(Dataset rows about figures)
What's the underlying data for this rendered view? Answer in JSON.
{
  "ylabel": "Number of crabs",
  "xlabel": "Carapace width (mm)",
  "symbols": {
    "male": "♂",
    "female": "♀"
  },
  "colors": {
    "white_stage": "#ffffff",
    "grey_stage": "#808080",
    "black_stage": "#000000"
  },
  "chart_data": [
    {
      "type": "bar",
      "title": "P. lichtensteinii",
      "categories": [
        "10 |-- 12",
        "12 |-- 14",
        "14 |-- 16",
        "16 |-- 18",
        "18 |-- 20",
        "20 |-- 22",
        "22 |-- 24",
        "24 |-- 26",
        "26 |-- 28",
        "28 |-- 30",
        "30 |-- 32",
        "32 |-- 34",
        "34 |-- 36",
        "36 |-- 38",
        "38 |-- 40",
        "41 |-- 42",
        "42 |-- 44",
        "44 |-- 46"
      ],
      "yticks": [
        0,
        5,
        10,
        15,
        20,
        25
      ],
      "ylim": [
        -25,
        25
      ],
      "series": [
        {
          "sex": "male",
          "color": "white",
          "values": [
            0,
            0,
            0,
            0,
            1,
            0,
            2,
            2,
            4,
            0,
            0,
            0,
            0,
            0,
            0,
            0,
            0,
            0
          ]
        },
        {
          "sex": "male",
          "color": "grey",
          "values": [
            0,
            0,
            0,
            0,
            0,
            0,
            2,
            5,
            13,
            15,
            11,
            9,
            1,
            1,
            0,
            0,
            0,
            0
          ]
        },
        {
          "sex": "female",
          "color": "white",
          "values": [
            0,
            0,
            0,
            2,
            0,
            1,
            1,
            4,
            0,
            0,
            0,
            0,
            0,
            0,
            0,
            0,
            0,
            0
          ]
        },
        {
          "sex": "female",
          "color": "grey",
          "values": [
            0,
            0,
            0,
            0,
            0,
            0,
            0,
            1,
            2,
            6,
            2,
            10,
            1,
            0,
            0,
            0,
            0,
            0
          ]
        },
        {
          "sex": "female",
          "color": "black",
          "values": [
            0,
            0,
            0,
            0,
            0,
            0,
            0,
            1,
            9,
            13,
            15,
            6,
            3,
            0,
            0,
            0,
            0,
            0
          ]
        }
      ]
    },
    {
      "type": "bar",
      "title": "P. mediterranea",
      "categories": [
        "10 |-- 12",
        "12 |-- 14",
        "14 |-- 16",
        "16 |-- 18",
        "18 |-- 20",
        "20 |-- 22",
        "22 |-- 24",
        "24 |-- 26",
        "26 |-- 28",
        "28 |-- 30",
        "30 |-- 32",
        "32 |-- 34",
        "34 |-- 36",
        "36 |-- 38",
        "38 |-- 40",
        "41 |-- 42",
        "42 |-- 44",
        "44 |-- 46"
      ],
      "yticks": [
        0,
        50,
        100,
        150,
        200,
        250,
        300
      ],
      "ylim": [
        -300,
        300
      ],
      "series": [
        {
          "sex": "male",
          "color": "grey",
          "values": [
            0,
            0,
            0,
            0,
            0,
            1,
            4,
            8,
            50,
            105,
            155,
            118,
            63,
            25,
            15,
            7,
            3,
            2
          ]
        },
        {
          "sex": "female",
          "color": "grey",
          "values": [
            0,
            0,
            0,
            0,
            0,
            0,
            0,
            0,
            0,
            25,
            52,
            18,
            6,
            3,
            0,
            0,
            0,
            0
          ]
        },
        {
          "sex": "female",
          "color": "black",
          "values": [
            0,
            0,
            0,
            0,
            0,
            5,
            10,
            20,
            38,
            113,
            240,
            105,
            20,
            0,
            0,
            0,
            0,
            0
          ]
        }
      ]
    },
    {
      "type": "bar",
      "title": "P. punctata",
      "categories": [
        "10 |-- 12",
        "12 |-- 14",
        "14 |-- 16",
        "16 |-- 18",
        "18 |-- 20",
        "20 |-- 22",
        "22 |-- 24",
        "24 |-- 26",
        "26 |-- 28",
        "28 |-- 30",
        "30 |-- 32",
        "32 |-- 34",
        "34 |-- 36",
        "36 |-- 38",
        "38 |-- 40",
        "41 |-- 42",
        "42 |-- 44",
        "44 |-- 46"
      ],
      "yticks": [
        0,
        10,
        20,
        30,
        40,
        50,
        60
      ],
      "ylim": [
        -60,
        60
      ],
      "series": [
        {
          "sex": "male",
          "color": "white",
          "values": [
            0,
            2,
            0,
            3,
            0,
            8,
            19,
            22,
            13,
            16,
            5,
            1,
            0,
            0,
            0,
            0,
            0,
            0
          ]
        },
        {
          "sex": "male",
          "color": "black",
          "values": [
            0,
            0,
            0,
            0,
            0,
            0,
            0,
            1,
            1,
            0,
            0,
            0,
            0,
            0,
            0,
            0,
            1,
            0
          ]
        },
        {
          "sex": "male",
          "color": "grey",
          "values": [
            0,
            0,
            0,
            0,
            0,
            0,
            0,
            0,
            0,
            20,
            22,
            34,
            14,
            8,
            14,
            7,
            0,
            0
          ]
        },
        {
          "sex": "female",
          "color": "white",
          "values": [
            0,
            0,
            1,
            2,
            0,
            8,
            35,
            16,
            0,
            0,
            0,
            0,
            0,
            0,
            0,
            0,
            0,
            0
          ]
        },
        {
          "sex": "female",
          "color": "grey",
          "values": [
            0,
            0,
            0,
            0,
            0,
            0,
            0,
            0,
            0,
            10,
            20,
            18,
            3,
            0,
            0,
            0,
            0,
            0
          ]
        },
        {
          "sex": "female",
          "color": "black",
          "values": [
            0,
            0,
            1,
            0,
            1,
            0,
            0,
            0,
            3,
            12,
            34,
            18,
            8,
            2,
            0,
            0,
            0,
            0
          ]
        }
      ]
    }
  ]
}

* * *

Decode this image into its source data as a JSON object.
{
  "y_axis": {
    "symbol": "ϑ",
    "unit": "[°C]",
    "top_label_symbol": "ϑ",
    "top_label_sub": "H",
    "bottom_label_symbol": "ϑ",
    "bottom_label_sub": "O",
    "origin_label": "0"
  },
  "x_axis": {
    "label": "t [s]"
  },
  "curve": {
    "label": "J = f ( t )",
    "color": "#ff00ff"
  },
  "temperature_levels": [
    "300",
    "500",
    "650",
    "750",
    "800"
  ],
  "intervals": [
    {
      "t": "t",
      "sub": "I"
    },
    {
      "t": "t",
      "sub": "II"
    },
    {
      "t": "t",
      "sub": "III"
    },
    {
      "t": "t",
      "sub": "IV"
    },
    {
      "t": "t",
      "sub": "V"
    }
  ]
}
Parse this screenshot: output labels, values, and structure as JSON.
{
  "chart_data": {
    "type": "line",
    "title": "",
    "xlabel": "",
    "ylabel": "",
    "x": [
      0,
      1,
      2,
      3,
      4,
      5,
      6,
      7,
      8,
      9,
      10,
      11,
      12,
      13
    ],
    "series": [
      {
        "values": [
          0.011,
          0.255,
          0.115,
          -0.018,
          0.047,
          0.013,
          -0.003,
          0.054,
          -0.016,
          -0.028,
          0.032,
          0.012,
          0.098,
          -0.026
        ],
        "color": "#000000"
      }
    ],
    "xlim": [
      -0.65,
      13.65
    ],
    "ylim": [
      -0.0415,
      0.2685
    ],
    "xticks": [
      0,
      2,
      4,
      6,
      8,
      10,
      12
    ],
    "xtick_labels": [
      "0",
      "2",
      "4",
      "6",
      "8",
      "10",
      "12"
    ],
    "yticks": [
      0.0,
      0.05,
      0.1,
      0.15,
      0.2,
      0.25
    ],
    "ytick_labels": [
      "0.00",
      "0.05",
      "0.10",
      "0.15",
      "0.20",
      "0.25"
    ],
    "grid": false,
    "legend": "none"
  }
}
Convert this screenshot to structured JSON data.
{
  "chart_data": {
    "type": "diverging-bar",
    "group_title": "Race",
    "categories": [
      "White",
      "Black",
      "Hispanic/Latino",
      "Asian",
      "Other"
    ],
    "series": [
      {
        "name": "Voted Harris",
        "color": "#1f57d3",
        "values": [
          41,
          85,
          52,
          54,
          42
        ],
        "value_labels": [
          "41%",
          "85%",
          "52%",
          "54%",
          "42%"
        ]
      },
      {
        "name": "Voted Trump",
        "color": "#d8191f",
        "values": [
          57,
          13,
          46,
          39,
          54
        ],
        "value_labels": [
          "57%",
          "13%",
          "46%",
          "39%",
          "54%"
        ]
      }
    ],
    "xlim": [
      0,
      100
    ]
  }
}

## The task
Write out every line from the entries where "screenshot" appears.

## Worked answer
Parse this screenshot: output labels, values, and structure as JSON.
Convert this screenshot to structured JSON data.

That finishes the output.